__Korte opdracht__.
Herhaal woord voor woord de regels vanaf het begin tot en met de regel waarin "paragraph-line: have=to act" staat.

__Ruimtelijke opmaakregels__.

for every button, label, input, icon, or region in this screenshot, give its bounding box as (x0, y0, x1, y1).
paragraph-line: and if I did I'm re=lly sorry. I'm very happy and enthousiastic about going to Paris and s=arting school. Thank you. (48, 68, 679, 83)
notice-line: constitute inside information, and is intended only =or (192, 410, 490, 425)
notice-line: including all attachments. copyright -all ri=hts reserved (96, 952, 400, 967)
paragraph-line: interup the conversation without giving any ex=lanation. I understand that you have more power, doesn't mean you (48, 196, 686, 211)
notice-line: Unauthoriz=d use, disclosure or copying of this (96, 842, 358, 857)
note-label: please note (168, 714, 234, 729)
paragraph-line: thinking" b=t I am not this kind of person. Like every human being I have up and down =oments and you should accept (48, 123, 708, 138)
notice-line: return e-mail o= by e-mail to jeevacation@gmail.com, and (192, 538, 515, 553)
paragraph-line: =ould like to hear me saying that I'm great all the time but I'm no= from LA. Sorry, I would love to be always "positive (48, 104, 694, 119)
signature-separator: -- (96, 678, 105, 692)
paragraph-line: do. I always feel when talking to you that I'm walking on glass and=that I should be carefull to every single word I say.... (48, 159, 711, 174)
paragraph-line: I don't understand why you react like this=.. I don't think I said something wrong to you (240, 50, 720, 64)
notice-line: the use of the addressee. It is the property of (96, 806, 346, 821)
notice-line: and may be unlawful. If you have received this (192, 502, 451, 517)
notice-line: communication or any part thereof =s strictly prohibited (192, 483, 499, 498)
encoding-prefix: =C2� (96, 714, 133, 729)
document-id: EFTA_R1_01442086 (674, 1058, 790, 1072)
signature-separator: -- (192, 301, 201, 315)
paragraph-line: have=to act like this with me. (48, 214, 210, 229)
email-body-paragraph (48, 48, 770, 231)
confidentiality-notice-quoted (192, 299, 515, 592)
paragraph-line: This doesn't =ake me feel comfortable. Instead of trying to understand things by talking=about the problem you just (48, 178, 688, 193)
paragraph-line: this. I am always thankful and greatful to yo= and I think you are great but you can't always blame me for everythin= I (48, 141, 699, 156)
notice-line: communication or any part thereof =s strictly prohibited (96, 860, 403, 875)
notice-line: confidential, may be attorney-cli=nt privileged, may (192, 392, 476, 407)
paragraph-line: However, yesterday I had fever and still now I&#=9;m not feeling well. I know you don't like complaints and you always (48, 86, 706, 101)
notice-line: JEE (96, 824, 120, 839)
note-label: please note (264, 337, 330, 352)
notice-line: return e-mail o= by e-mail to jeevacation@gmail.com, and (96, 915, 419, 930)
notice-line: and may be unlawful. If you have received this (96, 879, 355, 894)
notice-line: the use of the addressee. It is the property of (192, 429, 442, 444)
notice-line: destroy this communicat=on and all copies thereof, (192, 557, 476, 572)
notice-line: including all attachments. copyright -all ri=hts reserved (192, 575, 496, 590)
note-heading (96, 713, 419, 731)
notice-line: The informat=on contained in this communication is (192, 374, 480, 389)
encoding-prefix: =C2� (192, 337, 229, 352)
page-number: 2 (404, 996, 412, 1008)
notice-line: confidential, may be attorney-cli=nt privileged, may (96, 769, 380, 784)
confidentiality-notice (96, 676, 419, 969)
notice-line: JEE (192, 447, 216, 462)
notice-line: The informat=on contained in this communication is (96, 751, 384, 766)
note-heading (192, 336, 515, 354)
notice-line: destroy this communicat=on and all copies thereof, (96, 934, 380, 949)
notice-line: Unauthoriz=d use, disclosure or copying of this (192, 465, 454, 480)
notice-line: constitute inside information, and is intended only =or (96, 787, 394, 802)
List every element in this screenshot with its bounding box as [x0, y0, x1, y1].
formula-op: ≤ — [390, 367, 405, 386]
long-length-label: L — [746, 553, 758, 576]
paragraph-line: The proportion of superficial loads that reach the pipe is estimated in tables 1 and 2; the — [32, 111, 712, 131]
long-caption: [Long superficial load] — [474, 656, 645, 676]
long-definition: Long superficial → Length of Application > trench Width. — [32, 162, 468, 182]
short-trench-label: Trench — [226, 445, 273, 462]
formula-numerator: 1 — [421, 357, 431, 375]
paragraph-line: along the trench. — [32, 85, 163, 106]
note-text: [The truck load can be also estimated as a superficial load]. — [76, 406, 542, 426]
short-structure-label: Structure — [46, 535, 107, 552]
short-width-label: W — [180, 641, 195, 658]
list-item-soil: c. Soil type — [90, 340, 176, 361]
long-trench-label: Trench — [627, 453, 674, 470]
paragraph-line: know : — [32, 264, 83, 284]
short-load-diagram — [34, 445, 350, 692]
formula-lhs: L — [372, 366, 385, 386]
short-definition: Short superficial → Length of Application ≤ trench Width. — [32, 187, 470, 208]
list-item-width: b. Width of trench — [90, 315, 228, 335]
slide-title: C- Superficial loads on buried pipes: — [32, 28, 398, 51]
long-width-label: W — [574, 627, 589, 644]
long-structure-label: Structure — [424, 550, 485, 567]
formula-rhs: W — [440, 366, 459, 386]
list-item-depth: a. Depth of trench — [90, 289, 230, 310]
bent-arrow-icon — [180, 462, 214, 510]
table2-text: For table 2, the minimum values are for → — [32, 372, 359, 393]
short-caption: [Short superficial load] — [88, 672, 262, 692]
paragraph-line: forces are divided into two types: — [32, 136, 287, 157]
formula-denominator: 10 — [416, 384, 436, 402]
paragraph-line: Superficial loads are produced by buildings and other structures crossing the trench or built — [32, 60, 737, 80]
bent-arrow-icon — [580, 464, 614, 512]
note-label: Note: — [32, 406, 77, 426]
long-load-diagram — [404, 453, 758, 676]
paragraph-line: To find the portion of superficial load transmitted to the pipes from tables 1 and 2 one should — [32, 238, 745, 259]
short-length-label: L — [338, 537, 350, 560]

__Eindresultaat__.
for every button, label, input, icon, or region in this screenshot, give its bounding box as (x0, y0, x1, y1).
paragraph-line: and if I did I'm re=lly sorry. I'm very happy and enthousiastic about going to Paris and s=arting school. Thank you. (48, 68, 679, 83)
notice-line: constitute inside information, and is intended only =or (192, 410, 490, 425)
notice-line: including all attachments. copyright -all ri=hts reserved (96, 952, 400, 967)
paragraph-line: interup the conversation without giving any ex=lanation. I understand that you have more power, doesn't mean you (48, 196, 686, 211)
notice-line: Unauthoriz=d use, disclosure or copying of this (96, 842, 358, 857)
note-label: please note (168, 714, 234, 729)
paragraph-line: thinking" b=t I am not this kind of person. Like every human being I have up and down =oments and you should accept (48, 123, 708, 138)
notice-line: return e-mail o= by e-mail to jeevacation@gmail.com, and (192, 538, 515, 553)
paragraph-line: =ould like to hear me saying that I'm great all the time but I'm no= from LA. Sorry, I would love to be always "positive (48, 104, 694, 119)
signature-separator: -- (96, 678, 105, 692)
paragraph-line: do. I always feel when talking to you that I'm walking on glass and=that I should be carefull to every single word I say.... (48, 159, 711, 174)
paragraph-line: I don't understand why you react like this=.. I don't think I said something wrong to you (240, 50, 720, 64)
notice-line: the use of the addressee. It is the property of (96, 806, 346, 821)
notice-line: and may be unlawful. If you have received this (192, 502, 451, 517)
notice-line: communication or any part thereof =s strictly prohibited (192, 483, 499, 498)
encoding-prefix: =C2� (96, 714, 133, 729)
document-id: EFTA_R1_01442086 (674, 1058, 790, 1072)
signature-separator: -- (192, 301, 201, 315)
paragraph-line: have=to act like this with me. (48, 214, 210, 229)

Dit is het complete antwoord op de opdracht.